▼

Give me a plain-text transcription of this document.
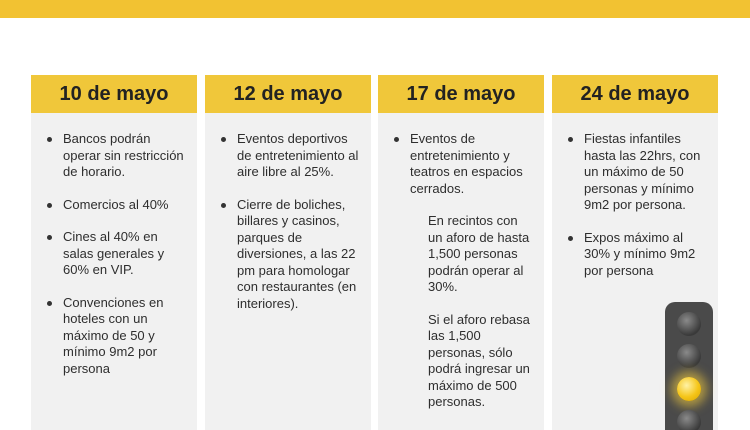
10 de mayo
Bancos podrán operar sin restricción de horario.
Comercios al 40%
Cines al 40% en salas generales y 60% en VIP.
Convenciones en hoteles con un máximo de 50 y mínimo 9m2 por persona
12 de mayo
Eventos deportivos de entretenimiento al aire libre al 25%.
Cierre de boliches, billares y casinos, parques de diversiones, a las 22 pm para homologar con restaurantes (en interiores).
17 de mayo
Eventos de entretenimiento y teatros en espacios cerrados.
En recintos con un aforo de hasta 1,500 personas podrán operar al 30%.
Si el aforo rebasa las 1,500 personas, sólo podrá ingresar un máximo de 500 personas.
24 de mayo
Fiestas infantiles hasta las 22hrs, con un máximo de 50 personas y mínimo 9m2 por persona.
Expos máximo al 30% y mínimo 9m2 por persona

▲

YOUR OBJECTIVE: For the data above, state how many lines contain "entretenimiento"; the number is the whole answer.

RESULT: 2